→ Goal:
Collect all lines from the records below that include the word "orange".

→ Data extract:
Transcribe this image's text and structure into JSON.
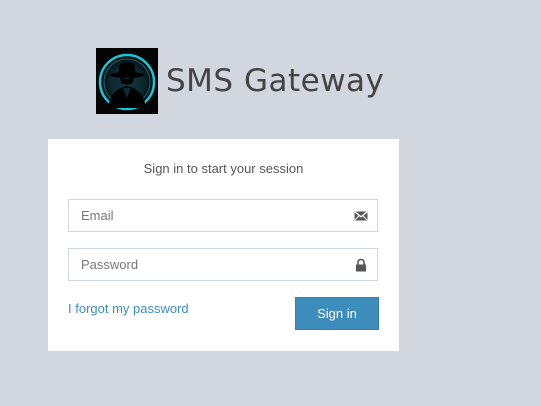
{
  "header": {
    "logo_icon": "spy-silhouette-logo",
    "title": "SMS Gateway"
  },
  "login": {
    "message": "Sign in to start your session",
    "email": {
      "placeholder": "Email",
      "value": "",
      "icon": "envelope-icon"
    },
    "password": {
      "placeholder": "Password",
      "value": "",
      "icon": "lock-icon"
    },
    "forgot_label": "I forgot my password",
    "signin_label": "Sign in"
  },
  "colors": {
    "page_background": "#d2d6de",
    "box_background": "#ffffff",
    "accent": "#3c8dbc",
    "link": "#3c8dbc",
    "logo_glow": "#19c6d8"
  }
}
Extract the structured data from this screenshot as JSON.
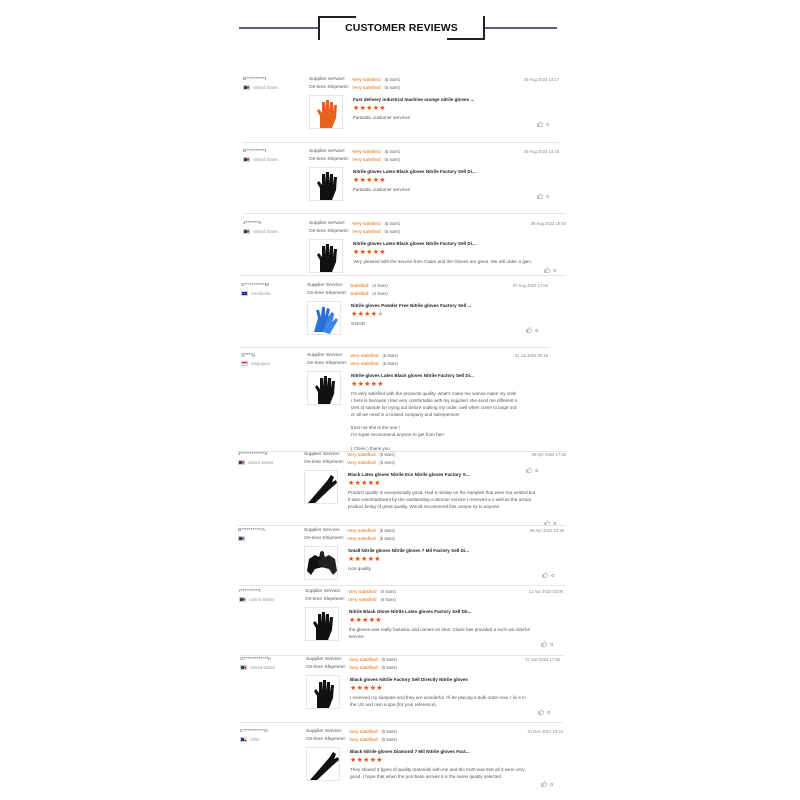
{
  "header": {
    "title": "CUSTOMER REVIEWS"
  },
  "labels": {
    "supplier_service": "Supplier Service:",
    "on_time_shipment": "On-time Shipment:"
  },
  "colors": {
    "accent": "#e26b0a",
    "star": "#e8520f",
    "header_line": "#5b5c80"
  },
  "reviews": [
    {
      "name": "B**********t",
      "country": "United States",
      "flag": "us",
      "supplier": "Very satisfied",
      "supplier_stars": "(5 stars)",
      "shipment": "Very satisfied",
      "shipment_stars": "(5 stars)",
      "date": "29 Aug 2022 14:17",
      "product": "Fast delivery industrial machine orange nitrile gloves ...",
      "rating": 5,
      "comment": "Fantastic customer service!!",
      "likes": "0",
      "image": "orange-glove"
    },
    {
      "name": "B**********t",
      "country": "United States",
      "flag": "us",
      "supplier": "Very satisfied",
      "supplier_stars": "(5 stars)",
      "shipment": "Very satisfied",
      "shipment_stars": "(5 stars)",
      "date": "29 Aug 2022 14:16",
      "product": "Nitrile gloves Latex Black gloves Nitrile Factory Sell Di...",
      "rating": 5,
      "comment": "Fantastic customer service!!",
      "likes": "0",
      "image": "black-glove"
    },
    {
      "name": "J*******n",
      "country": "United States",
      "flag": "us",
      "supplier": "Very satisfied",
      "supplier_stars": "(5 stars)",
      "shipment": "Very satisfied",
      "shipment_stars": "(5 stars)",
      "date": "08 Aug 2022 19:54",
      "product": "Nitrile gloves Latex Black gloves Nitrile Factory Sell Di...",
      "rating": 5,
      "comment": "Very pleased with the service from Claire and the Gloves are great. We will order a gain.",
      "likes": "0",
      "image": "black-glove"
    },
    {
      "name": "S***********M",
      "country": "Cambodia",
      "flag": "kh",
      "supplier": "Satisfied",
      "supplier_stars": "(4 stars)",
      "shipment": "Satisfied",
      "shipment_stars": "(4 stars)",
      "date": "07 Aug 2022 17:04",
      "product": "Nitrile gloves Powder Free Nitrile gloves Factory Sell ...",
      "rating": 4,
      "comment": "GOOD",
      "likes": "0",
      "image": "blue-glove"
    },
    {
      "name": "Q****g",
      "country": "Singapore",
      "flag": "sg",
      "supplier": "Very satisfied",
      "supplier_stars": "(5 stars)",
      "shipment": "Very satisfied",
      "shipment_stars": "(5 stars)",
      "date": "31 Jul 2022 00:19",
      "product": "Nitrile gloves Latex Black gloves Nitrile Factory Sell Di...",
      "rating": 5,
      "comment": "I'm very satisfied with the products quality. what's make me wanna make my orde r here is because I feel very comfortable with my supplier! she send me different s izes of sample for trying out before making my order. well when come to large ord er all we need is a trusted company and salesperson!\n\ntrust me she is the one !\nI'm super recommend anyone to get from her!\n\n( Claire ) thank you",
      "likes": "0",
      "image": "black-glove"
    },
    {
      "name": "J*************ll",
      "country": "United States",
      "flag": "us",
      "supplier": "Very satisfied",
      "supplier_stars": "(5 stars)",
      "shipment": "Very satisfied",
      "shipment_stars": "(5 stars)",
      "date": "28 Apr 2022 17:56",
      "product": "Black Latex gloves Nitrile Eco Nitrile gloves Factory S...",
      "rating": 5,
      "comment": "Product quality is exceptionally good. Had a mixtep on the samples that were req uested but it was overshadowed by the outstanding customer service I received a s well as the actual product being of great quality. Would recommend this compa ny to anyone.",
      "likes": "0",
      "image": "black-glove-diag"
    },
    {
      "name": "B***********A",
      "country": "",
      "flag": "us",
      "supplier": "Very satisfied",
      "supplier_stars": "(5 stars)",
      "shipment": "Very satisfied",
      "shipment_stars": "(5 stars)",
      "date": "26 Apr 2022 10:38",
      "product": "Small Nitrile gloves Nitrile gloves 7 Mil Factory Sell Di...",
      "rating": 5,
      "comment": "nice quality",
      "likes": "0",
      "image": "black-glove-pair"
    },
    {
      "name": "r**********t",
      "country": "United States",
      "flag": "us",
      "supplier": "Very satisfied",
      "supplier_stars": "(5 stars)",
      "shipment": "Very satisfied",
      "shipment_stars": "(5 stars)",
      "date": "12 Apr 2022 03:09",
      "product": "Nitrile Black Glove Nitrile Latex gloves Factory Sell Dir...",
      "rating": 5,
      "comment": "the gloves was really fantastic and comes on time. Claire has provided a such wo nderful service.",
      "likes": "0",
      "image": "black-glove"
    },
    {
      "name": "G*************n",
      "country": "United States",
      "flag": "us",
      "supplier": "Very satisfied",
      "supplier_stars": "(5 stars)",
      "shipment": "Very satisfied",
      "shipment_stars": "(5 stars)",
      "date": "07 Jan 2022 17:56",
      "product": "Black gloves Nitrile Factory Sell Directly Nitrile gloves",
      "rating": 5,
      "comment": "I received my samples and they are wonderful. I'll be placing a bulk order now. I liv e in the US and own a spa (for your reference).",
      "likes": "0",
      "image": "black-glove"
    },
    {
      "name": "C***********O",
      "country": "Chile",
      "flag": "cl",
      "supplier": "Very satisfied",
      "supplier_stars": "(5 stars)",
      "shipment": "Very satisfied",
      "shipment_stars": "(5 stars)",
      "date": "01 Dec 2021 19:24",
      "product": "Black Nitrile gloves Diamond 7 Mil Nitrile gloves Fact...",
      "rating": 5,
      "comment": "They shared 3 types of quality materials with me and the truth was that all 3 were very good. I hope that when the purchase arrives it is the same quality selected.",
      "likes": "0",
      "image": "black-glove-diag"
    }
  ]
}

→ Answer:
      "product": "Fast delivery industrial machine orange nitrile gloves ...",
      "image": "orange-glove"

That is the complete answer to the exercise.